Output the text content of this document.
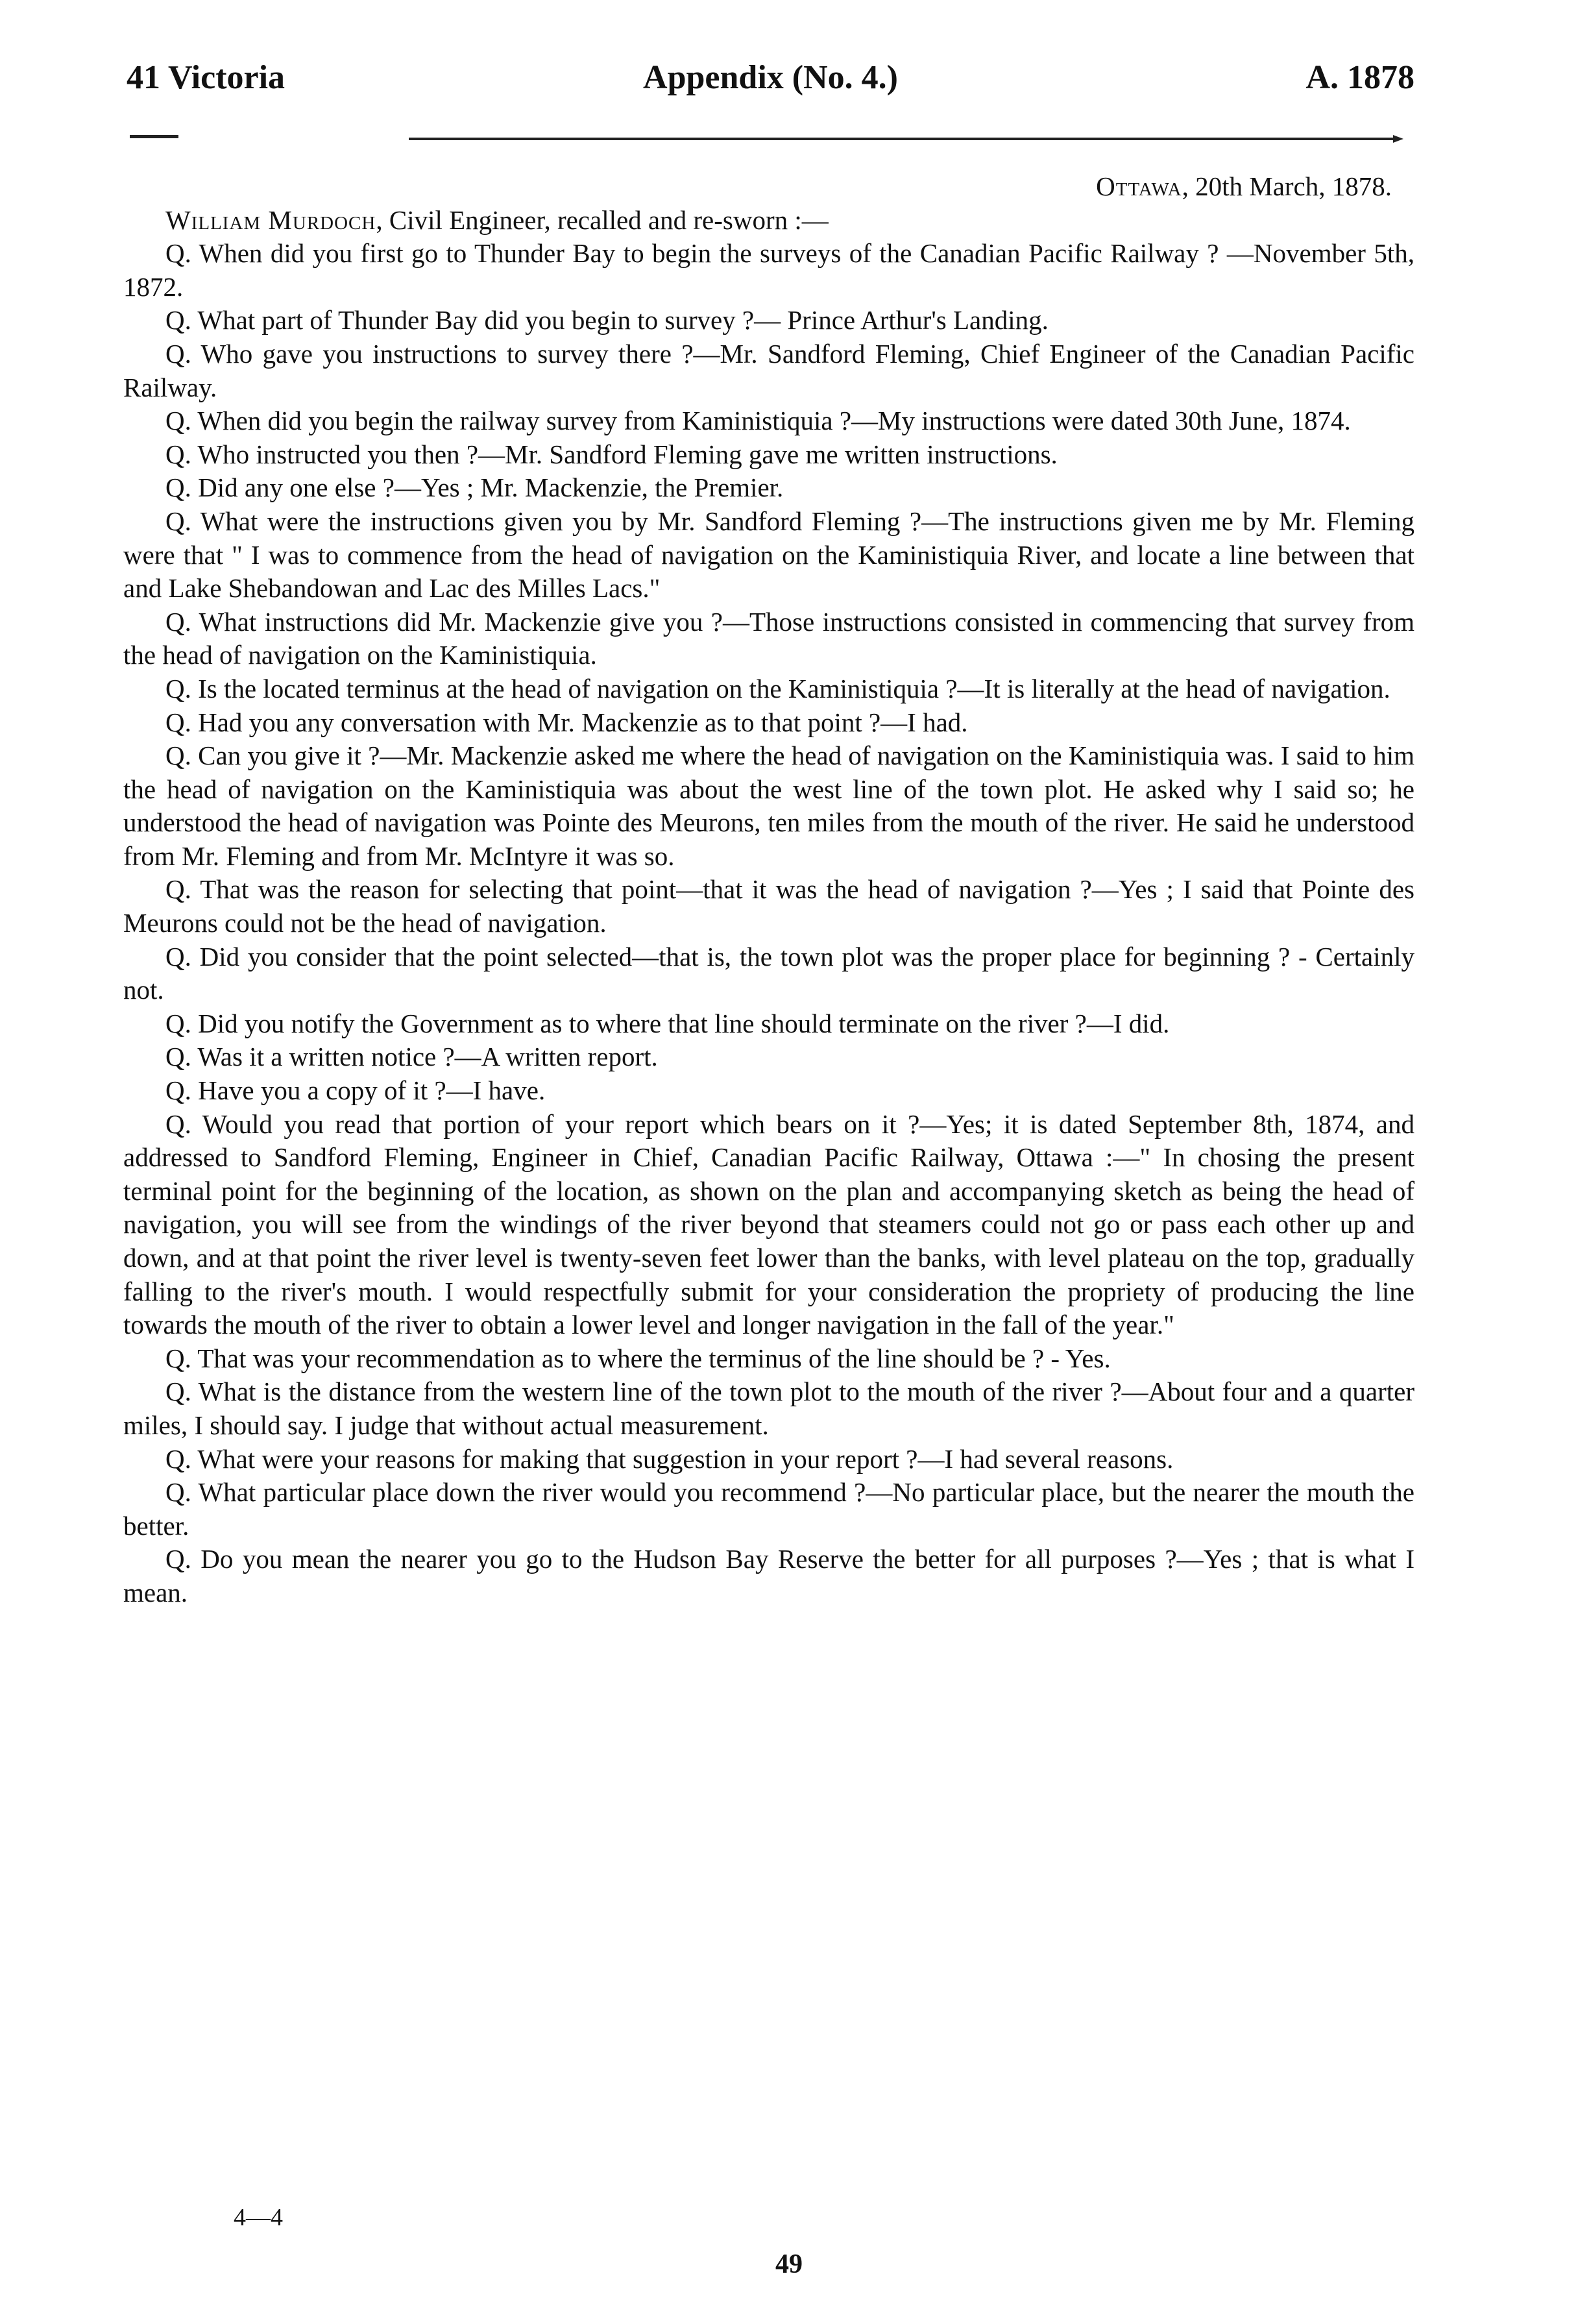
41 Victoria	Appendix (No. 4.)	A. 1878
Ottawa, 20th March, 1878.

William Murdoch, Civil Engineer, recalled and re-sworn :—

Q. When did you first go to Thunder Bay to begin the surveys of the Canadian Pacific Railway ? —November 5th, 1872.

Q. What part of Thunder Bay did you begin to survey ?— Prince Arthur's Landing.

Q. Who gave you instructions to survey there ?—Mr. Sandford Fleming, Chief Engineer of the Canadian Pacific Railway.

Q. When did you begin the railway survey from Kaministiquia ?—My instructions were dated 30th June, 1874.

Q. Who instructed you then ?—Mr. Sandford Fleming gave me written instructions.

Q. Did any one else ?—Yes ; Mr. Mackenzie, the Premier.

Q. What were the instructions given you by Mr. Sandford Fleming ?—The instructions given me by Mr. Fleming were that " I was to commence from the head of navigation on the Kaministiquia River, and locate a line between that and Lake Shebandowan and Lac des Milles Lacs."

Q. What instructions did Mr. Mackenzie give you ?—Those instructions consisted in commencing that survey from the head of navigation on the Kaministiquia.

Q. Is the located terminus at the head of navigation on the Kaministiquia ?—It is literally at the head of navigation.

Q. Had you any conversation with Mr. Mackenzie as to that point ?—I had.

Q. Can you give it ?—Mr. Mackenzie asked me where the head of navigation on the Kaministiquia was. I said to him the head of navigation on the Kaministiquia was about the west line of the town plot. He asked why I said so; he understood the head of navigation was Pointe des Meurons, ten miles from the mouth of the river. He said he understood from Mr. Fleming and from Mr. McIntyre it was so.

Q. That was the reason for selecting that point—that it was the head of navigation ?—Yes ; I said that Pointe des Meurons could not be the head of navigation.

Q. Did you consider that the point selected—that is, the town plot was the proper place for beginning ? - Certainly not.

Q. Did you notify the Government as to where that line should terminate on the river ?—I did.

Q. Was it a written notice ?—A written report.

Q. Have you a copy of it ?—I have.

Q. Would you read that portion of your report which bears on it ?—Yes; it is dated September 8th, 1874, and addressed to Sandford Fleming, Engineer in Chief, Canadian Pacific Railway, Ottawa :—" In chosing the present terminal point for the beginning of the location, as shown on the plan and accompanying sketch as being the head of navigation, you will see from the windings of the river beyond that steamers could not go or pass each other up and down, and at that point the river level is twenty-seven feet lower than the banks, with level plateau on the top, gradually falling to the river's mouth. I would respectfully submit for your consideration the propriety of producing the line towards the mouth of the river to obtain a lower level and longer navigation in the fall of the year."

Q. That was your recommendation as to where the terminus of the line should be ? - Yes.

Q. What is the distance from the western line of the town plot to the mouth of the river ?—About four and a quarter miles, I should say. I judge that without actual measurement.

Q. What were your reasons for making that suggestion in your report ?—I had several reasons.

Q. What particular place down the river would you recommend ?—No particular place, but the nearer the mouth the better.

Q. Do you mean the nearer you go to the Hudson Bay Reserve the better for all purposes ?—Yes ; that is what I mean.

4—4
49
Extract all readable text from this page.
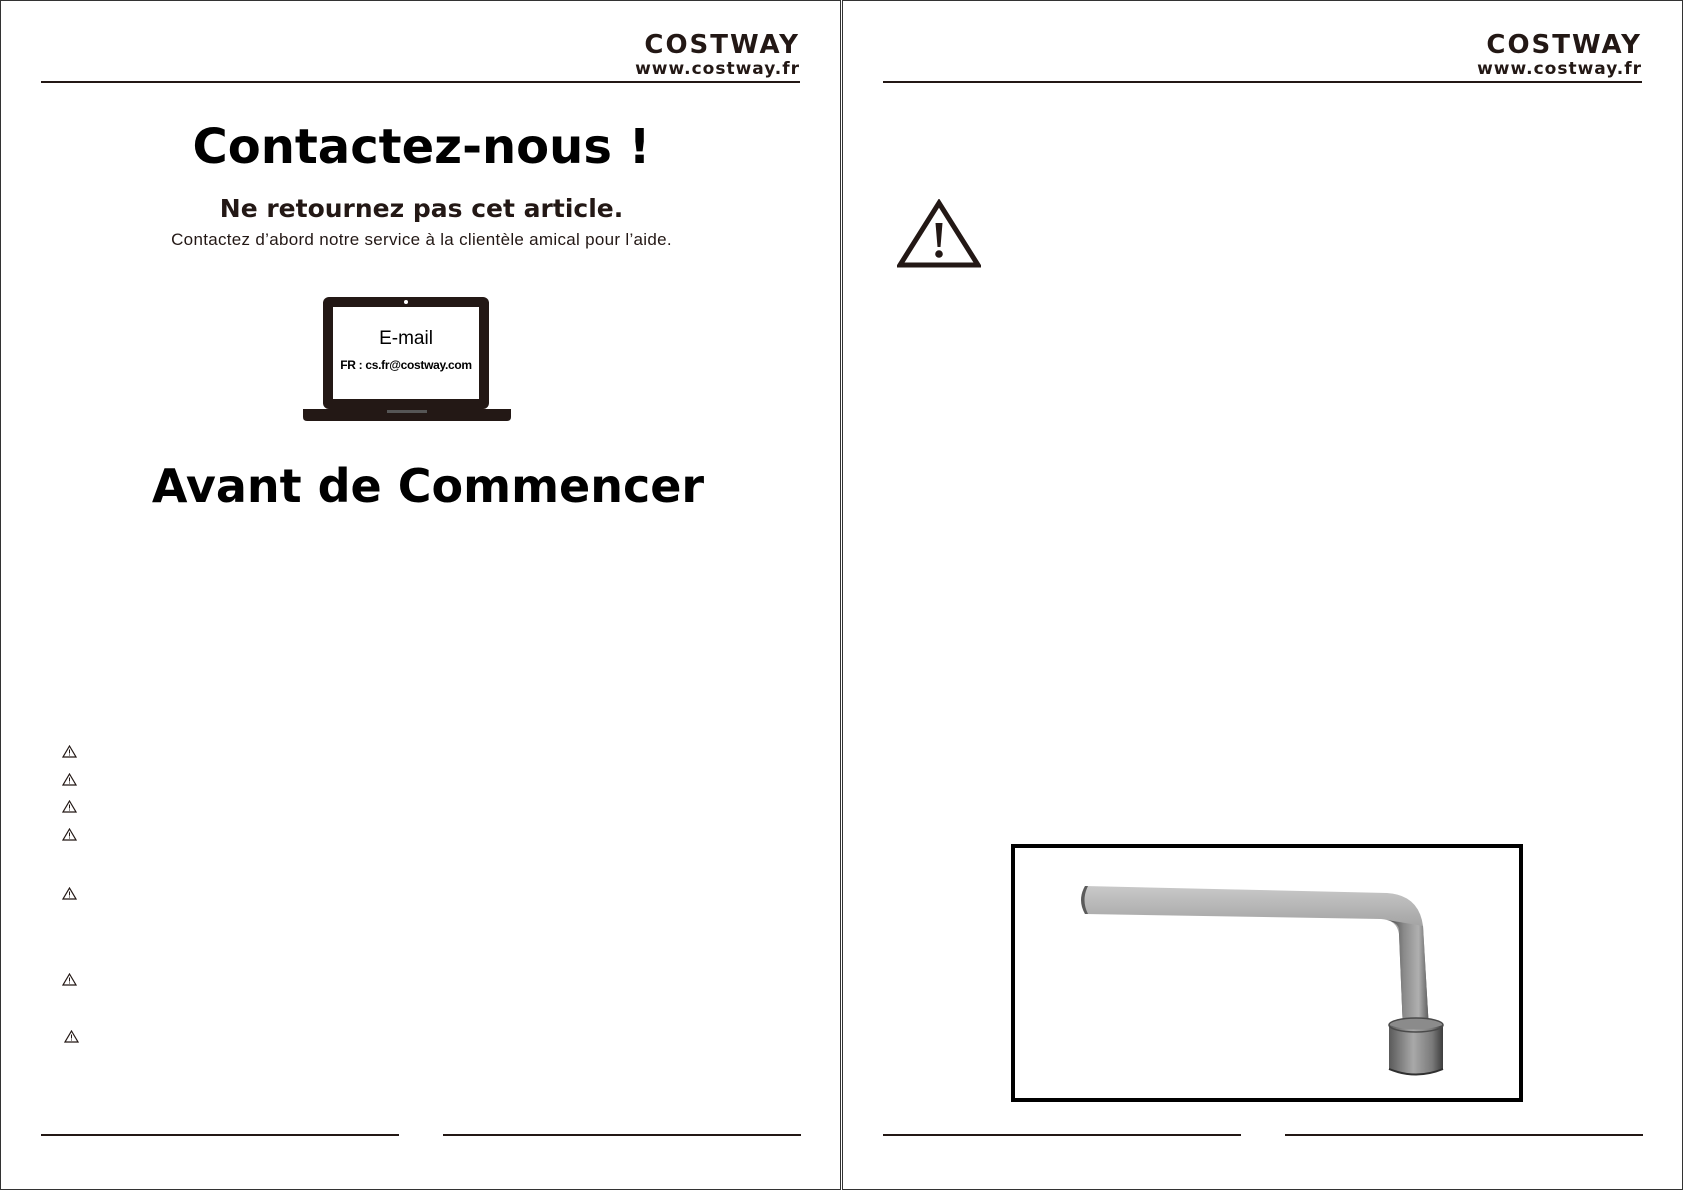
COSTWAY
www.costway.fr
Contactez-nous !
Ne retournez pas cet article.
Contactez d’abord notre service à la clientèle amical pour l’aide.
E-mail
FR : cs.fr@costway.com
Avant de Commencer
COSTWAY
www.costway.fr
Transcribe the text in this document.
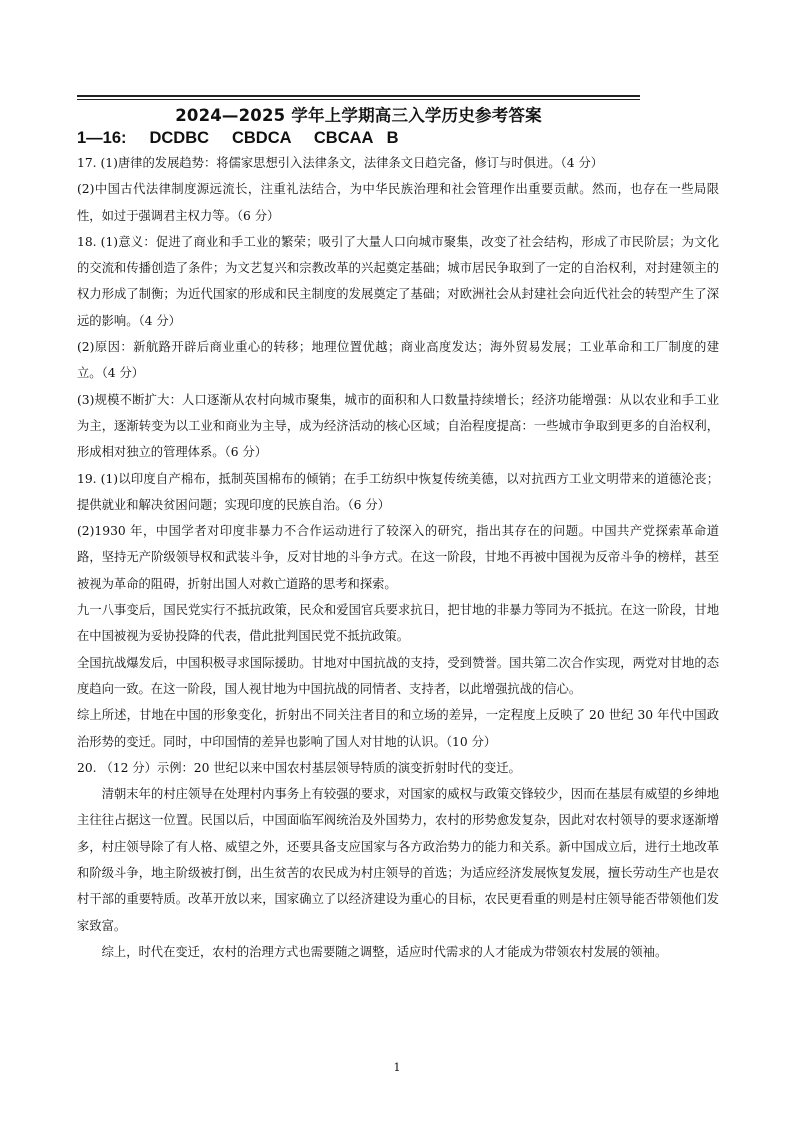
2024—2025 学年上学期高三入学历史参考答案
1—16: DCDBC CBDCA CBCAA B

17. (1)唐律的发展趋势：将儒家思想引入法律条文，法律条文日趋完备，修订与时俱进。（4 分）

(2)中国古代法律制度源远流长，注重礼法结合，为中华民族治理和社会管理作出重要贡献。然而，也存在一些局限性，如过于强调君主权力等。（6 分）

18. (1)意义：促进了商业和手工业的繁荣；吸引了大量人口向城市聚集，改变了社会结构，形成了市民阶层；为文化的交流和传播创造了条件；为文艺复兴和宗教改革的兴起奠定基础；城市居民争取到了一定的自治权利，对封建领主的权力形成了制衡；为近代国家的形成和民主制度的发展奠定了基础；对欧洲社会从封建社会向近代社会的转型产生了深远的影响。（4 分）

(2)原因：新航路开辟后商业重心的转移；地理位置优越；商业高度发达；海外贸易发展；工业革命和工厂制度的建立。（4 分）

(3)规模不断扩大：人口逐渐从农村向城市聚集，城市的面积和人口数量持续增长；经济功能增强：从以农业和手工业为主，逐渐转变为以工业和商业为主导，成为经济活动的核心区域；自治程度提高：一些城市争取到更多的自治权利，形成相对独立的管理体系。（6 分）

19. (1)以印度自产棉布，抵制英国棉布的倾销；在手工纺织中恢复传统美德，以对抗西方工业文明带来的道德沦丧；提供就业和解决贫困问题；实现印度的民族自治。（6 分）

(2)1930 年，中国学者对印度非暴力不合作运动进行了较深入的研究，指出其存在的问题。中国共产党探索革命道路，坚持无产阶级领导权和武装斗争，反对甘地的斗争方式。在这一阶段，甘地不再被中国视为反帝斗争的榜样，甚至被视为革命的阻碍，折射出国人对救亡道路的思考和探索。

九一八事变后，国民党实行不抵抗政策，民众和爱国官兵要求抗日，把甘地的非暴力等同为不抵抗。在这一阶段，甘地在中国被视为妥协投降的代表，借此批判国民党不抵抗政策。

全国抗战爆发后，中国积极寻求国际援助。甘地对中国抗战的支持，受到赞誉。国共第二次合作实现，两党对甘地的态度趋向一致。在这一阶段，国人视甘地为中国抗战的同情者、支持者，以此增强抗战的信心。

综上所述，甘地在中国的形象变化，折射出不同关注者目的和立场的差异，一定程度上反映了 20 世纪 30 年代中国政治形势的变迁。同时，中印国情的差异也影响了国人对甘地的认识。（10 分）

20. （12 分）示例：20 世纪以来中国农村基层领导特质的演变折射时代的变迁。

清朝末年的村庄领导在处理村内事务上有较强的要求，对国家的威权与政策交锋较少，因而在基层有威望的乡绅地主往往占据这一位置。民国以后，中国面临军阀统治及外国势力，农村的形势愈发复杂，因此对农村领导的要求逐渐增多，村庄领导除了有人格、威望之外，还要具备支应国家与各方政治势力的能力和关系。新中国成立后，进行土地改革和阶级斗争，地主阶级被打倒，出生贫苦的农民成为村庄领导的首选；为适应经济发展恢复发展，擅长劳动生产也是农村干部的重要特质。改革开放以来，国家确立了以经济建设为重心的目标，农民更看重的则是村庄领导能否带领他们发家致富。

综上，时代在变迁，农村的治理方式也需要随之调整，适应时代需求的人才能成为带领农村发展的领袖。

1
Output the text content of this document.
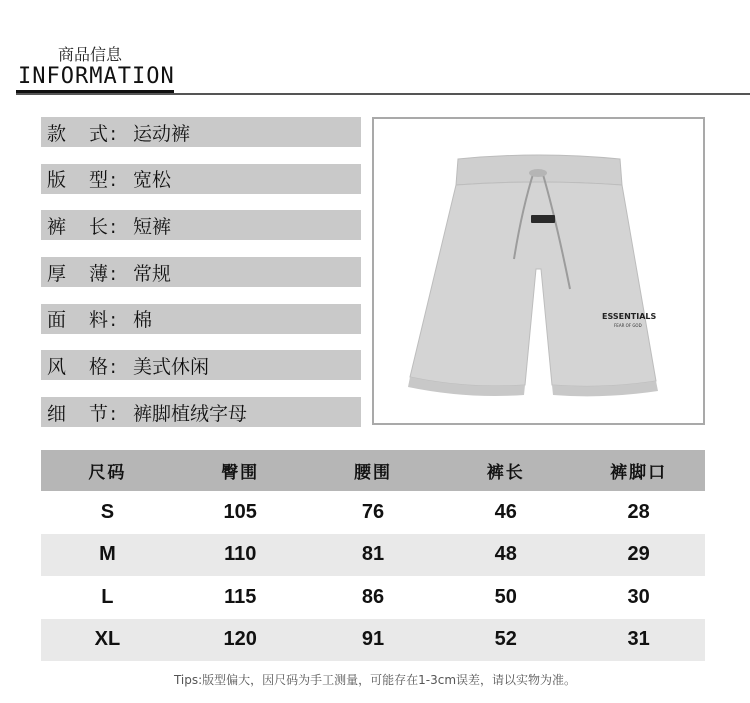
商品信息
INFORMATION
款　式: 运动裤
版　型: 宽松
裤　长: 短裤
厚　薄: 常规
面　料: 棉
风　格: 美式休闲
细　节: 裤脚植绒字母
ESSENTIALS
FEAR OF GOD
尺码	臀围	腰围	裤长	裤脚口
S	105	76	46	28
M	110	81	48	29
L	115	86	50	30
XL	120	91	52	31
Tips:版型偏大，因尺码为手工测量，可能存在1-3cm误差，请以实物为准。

#### Work required:
Which lines hold the string "在这一阶段"? Copy all of them from the data above.

#### Solution to the exercise:
(2)1930 年，中国学者对印度非暴力不合作运动进行了较深入的研究，指出其存在的问题。中国共产党探索革命道路，坚持无产阶级领导权和武装斗争，反对甘地的斗争方式。在这一阶段，甘地不再被中国视为反帝斗争的榜样，甚至被视为革命的阻碍，折射出国人对救亡道路的思考和探索。
九一八事变后，国民党实行不抵抗政策，民众和爱国官兵要求抗日，把甘地的非暴力等同为不抵抗。在这一阶段，甘地在中国被视为妥协投降的代表，借此批判国民党不抵抗政策。
全国抗战爆发后，中国积极寻求国际援助。甘地对中国抗战的支持，受到赞誉。国共第二次合作实现，两党对甘地的态度趋向一致。在这一阶段，国人视甘地为中国抗战的同情者、支持者，以此增强抗战的信心。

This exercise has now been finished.